* [Goal of the exercise] Could you write out every record below exactly, leaving out any pictures?

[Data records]
#####

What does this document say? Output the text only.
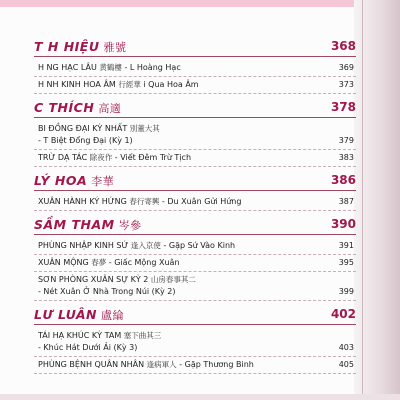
T H HIỆU 雅號	368
H NG HẠC LÂU 黄鶴樓 - L Hoàng Hạc	369
H NH KINH HOA ÂM 行經華 i Qua Hoa Âm	373
C THÍCH 高適	378
BI ĐỒNG ĐẠI KỲ NHẤT 別董大其
- T Biệt Đổng Đại (Kỳ 1)	379
TRỪ DẠ TÁC 除夜作 - Viết Đêm Trừ Tịch	383
LÝ HOA 李華	386
XUÂN HÀNH KÝ HỨNG 春行寄興 - Du Xuân Gửi Hứng	387
SẦM THAM 岑參	390
PHÙNG NHẬP KINH SỨ 逢入京使 - Gặp Sứ Vào Kinh	391
XUÂN MỘNG 春夢 - Giấc Mộng Xuân	395
SƠN PHÒNG XUÂN SỰ KỲ 2 山房春事其二
- Nét Xuân Ở Nhà Trong Núi (Kỳ 2)	399
LƯ LUÂN 盧綸	402
TÁI HẠ KHÚC KỲ TAM 塞下曲其三
- Khúc Hát Dưới Ải (Kỳ 3)	403
PHÙNG BỆNH QUÂN NHÂN 逢病軍人 - Gặp Thương Binh	405
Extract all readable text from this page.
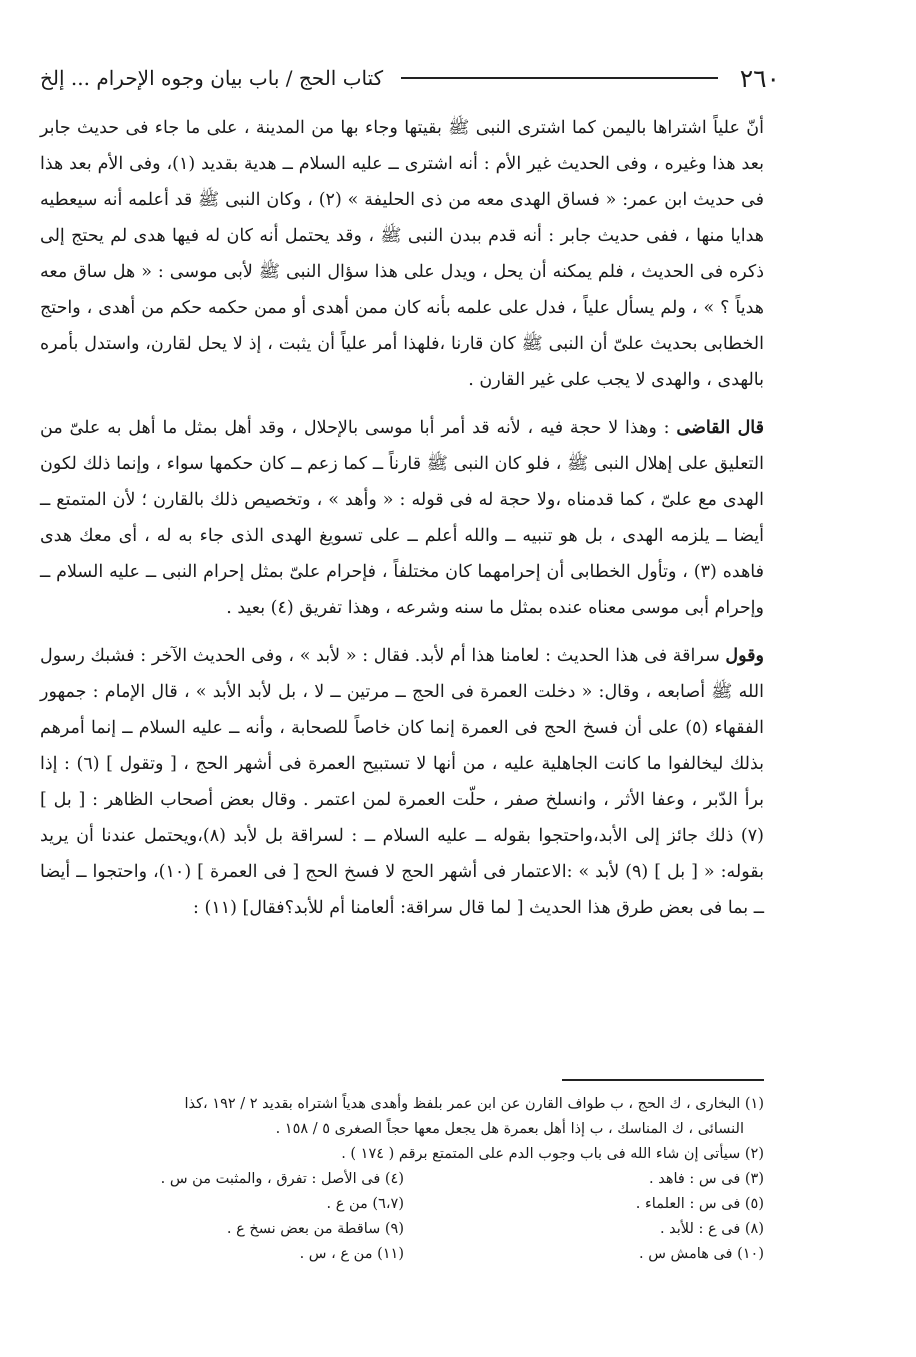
٢٦٠
كتاب الحج / باب بيان وجوه الإحرام ... إلخ

أنّ علياً اشتراها باليمن كما اشترى النبى ﷺ بقيتها وجاء بها من المدينة ، على ما جاء فى حديث جابر بعد هذا وغيره ، وفى الحديث غير الأم : أنه اشترى ــ عليه السلام ــ هدية بقديد (١)، وفى الأم بعد هذا فى حديث ابن عمر: « فساق الهدى معه من ذى الحليفة » (٢) ، وكان النبى ﷺ قد أعلمه أنه سيعطيه هدايا منها ، ففى حديث جابر : أنه قدم ببدن النبى ﷺ ، وقد يحتمل أنه كان له فيها هدى لم يحتج إلى ذكره فى الحديث ، فلم يمكنه أن يحل ، ويدل على هذا سؤال النبى ﷺ لأبى موسى : « هل ساق معه هدياً ؟ » ، ولم يسأل علياً ، فدل على علمه بأنه كان ممن أهدى أو ممن حكمه حكم من أهدى ، واحتج الخطابى بحديث علىّ أن النبى ﷺ كان قارنا ،فلهذا أمر علياً أن يثبت ، إذ لا يحل لقارن، واستدل بأمره بالهدى ، والهدى لا يجب على غير القارن .

قال القاضى : وهذا لا حجة فيه ، لأنه قد أمر أبا موسى بالإحلال ، وقد أهل بمثل ما أهل به علىّ من التعليق على إهلال النبى ﷺ ، فلو كان النبى ﷺ قارناً ــ كما زعم ــ كان حكمها سواء ، وإنما ذلك لكون الهدى مع علىّ ، كما قدمناه ،ولا حجة له فى قوله : « وأهد » ، وتخصيص ذلك بالقارن ؛ لأن المتمتع ــ أيضا ــ يلزمه الهدى ، بل هو تنبيه ــ والله أعلم ــ على تسويغ الهدى الذى جاء به له ، أى معك هدى فاهده (٣) ، وتأول الخطابى أن إحرامهما كان مختلفاً ، فإحرام علىّ بمثل إحرام النبى ــ عليه السلام ــ وإحرام أبى موسى معناه عنده بمثل ما سنه وشرعه ، وهذا تفريق (٤) بعيد .

وقول سراقة فى هذا الحديث : لعامنا هذا أم لأبد. فقال : « لأبد » ، وفى الحديث الآخر : فشبك رسول الله ﷺ أصابعه ، وقال: « دخلت العمرة فى الحج ــ مرتين ــ لا ، بل لأبد الأبد » ، قال الإمام : جمهور الفقهاء (٥) على أن فسخ الحج فى العمرة إنما كان خاصاً للصحابة ، وأنه ــ عليه السلام ــ إنما أمرهم بذلك ليخالفوا ما كانت الجاهلية عليه ، من أنها لا تستبيح العمرة فى أشهر الحج ، [ وتقول ] (٦) : إذا برأ الدّبر ، وعفا الأثر ، وانسلخ صفر ، حلّت العمرة لمن اعتمر . وقال بعض أصحاب الظاهر : [ بل ] (٧) ذلك جائز إلى الأبد،واحتجوا بقوله ــ عليه السلام ــ : لسراقة بل لأبد (٨)،ويحتمل عندنا أن يريد بقوله: « [ بل ] (٩) لأبد » :الاعتمار فى أشهر الحج لا فسخ الحج [ فى العمرة ] (١٠)، واحتجوا ــ أيضا ــ بما فى بعض طرق هذا الحديث [ لما قال سراقة: ألعامنا أم للأبد؟فقال] (١١) :

(١) البخارى ، ك الحج ، ب طواف القارن عن ابن عمر بلفظ وأهدى هدياً اشتراه بقديد ٢ / ١٩٢ ،كذا
النسائى ، ك المناسك ، ب إذا أهل بعمرة هل يجعل معها حجاً الصغرى ٥ / ١٥٨ .
(٢) سيأتى إن شاء الله فى باب وجوب الدم على المتمتع برقم ( ١٧٤ ) .
(٣) فى س : فاهد .
(٤) فى الأصل : تفرق ، والمثبت من س .
(٥) فى س : العلماء .
(٦،٧) من ع .
(٨) فى ع : للأبد .
(٩) ساقطة من بعض نسخ ع .
(١٠) فى هامش س .
(١١) من ع ، س .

#####

* [Exercise output]
What does this document say? Output the text only.
T H HIỆU 雅號	368
H NG HẠC LÂU 黄鶴樓 - L Hoàng Hạc	369
H NH KINH HOA ÂM 行經華 i Qua Hoa Âm	373
C THÍCH 高適	378
BI ĐỒNG ĐẠI KỲ NHẤT 別董大其
- T Biệt Đổng Đại (Kỳ 1)	379
TRỪ DẠ TÁC 除夜作 - Viết Đêm Trừ Tịch	383
LÝ HOA 李華	386
XUÂN HÀNH KÝ HỨNG 春行寄興 - Du Xuân Gửi Hứng	387
SẦM THAM 岑參	390
PHÙNG NHẬP KINH SỨ 逢入京使 - Gặp Sứ Vào Kinh	391
XUÂN MỘNG 春夢 - Giấc Mộng Xuân	395
SƠN PHÒNG XUÂN SỰ KỲ 2 山房春事其二
- Nét Xuân Ở Nhà Trong Núi (Kỳ 2)	399
LƯ LUÂN 盧綸	402
TÁI HẠ KHÚC KỲ TAM 塞下曲其三
- Khúc Hát Dưới Ải (Kỳ 3)	403
PHÙNG BỆNH QUÂN NHÂN 逢病軍人 - Gặp Thương Binh	405
Extract all readable text from this page.
٢٦٠
كتاب الحج / باب بيان وجوه الإحرام ... إلخ

أنّ علياً اشتراها باليمن كما اشترى النبى ﷺ بقيتها وجاء بها من المدينة ، على ما جاء فى حديث جابر بعد هذا وغيره ، وفى الحديث غير الأم : أنه اشترى ــ عليه السلام ــ هدية بقديد (١)، وفى الأم بعد هذا فى حديث ابن عمر: « فساق الهدى معه من ذى الحليفة » (٢) ، وكان النبى ﷺ قد أعلمه أنه سيعطيه هدايا منها ، ففى حديث جابر : أنه قدم ببدن النبى ﷺ ، وقد يحتمل أنه كان له فيها هدى لم يحتج إلى ذكره فى الحديث ، فلم يمكنه أن يحل ، ويدل على هذا سؤال النبى ﷺ لأبى موسى : « هل ساق معه هدياً ؟ » ، ولم يسأل علياً ، فدل على علمه بأنه كان ممن أهدى أو ممن حكمه حكم من أهدى ، واحتج الخطابى بحديث علىّ أن النبى ﷺ كان قارنا ،فلهذا أمر علياً أن يثبت ، إذ لا يحل لقارن، واستدل بأمره بالهدى ، والهدى لا يجب على غير القارن .

قال القاضى : وهذا لا حجة فيه ، لأنه قد أمر أبا موسى بالإحلال ، وقد أهل بمثل ما أهل به علىّ من التعليق على إهلال النبى ﷺ ، فلو كان النبى ﷺ قارناً ــ كما زعم ــ كان حكمها سواء ، وإنما ذلك لكون الهدى مع علىّ ، كما قدمناه ،ولا حجة له فى قوله : « وأهد » ، وتخصيص ذلك بالقارن ؛ لأن المتمتع ــ أيضا ــ يلزمه الهدى ، بل هو تنبيه ــ والله أعلم ــ على تسويغ الهدى الذى جاء به له ، أى معك هدى فاهده (٣) ، وتأول الخطابى أن إحرامهما كان مختلفاً ، فإحرام علىّ بمثل إحرام النبى ــ عليه السلام ــ وإحرام أبى موسى معناه عنده بمثل ما سنه وشرعه ، وهذا تفريق (٤) بعيد .

وقول سراقة فى هذا الحديث : لعامنا هذا أم لأبد. فقال : « لأبد » ، وفى الحديث الآخر : فشبك رسول الله ﷺ أصابعه ، وقال: « دخلت العمرة فى الحج ــ مرتين ــ لا ، بل لأبد الأبد » ، قال الإمام : جمهور الفقهاء (٥) على أن فسخ الحج فى العمرة إنما كان خاصاً للصحابة ، وأنه ــ عليه السلام ــ إنما أمرهم بذلك ليخالفوا ما كانت الجاهلية عليه ، من أنها لا تستبيح العمرة فى أشهر الحج ، [ وتقول ] (٦) : إذا برأ الدّبر ، وعفا الأثر ، وانسلخ صفر ، حلّت العمرة لمن اعتمر . وقال بعض أصحاب الظاهر : [ بل ] (٧) ذلك جائز إلى الأبد،واحتجوا بقوله ــ عليه السلام ــ : لسراقة بل لأبد (٨)،ويحتمل عندنا أن يريد بقوله: « [ بل ] (٩) لأبد » :الاعتمار فى أشهر الحج لا فسخ الحج [ فى العمرة ] (١٠)، واحتجوا ــ أيضا ــ بما فى بعض طرق هذا الحديث [ لما قال سراقة: ألعامنا أم للأبد؟فقال] (١١) :

(١) البخارى ، ك الحج ، ب طواف القارن عن ابن عمر بلفظ وأهدى هدياً اشتراه بقديد ٢ / ١٩٢ ،كذا
النسائى ، ك المناسك ، ب إذا أهل بعمرة هل يجعل معها حجاً الصغرى ٥ / ١٥٨ .
(٢) سيأتى إن شاء الله فى باب وجوب الدم على المتمتع برقم ( ١٧٤ ) .
(٣) فى س : فاهد .
(٤) فى الأصل : تفرق ، والمثبت من س .
(٥) فى س : العلماء .
(٦،٧) من ع .
(٨) فى ع : للأبد .
(٩) ساقطة من بعض نسخ ع .
(١٠) فى هامش س .
(١١) من ع ، س .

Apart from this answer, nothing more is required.